Records shown:
^^^^
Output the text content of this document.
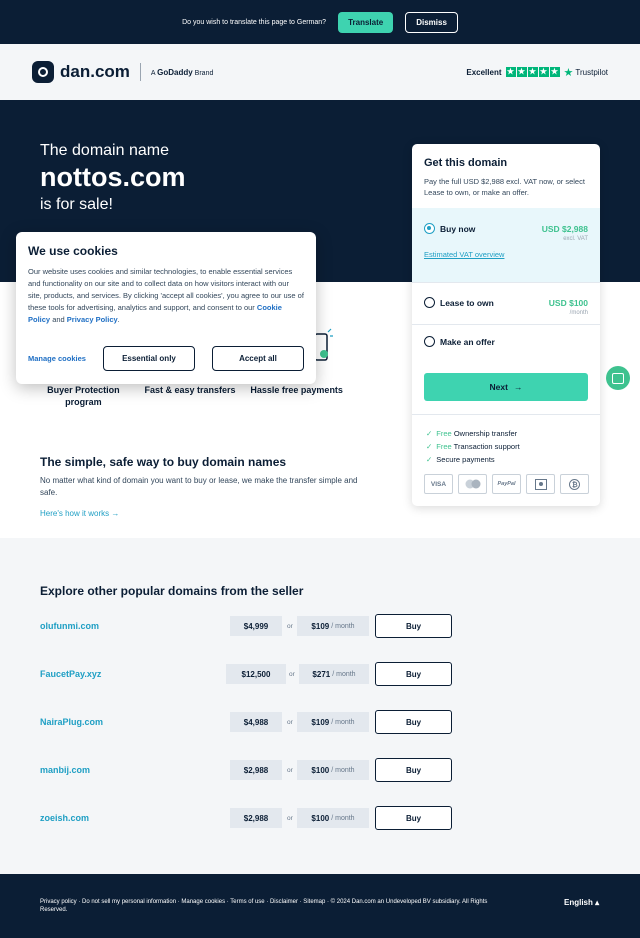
Do you wish to translate this page to German?	Translate	Dismiss
dan.com	A GoDaddy Brand	Excellent ★ ★ ★ ★ ★ ★ Trustpilot
The domain name
nottos.com
is for sale!
Buyer Protection program
Fast & easy transfers	Hassle free payments
The simple, safe way to buy domain names

No matter what kind of domain you want to buy or lease, we make the transfer simple and safe.

Here's how it works →
We use cookies

Our website uses cookies and similar technologies, to enable essential services and functionality on our site and to collect data on how visitors interact with our site, products, and services. By clicking 'accept all cookies', you agree to our use of these tools for advertising, analytics and support, and consent to our Cookie Policy and Privacy Policy.

Manage cookies	Essential only	Accept all
Get this domain
Pay the full USD $2,988 excl. VAT now, or select Lease to own, or make an offer.
Buy now	USD $2,988
excl. VAT
Estimated VAT overview
Lease to own	USD $100
/month
Make an offer
Next →
✓ Free Ownership transfer
✓ Free Transaction support
✓ Secure payments
VISA	PayPal	₿
Explore other popular domains from the seller
olufunmi.com	$4,999	or $109 / month	Buy
FaucetPay.xyz	$12,500	or $271 / month	Buy
NairaPlug.com	$4,988	or $109 / month	Buy
manbij.com	$2,988	or $100 / month	Buy
zoeish.com	$2,988	or $100 / month	Buy
Privacy policy · Do not sell my personal information · Manage cookies · Terms of use · Disclaimer · Sitemap · © 2024 Dan.com an Undeveloped BV subsidiary. All Rights Reserved.
English ▴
^^^^
Your objective:
Omit every picture, then reproduce the rest of the listing exactly.

Solution to this problem:
Output the text content of this document.
Do you wish to translate this page to German?	Translate	Dismiss
dan.com	A GoDaddy Brand	Excellent ★ ★ ★ ★ ★ ★ Trustpilot
The domain name
nottos.com
is for sale!
Buyer Protection program
Fast & easy transfers	Hassle free payments
The simple, safe way to buy domain names

No matter what kind of domain you want to buy or lease, we make the transfer simple and safe.

Here's how it works →
We use cookies

Our website uses cookies and similar technologies, to enable essential services and functionality on our site and to collect data on how visitors interact with our site, products, and services. By clicking 'accept all cookies', you agree to our use of these tools for advertising, analytics and support, and consent to our Cookie Policy and Privacy Policy.

Manage cookies	Essential only	Accept all
Get this domain
Pay the full USD $2,988 excl. VAT now, or select Lease to own, or make an offer.
Buy now	USD $2,988
excl. VAT
Estimated VAT overview
Lease to own	USD $100
/month
Make an offer
Next →
✓ Free Ownership transfer
✓ Free Transaction support
✓ Secure payments
VISA	PayPal	₿
Explore other popular domains from the seller
olufunmi.com	$4,999	or $109 / month	Buy
FaucetPay.xyz	$12,500	or $271 / month	Buy
NairaPlug.com	$4,988	or $109 / month	Buy
manbij.com	$2,988	or $100 / month	Buy
zoeish.com	$2,988	or $100 / month	Buy
Privacy policy · Do not sell my personal information · Manage cookies · Terms of use · Disclaimer · Sitemap · © 2024 Dan.com an Undeveloped BV subsidiary. All Rights Reserved.
English ▴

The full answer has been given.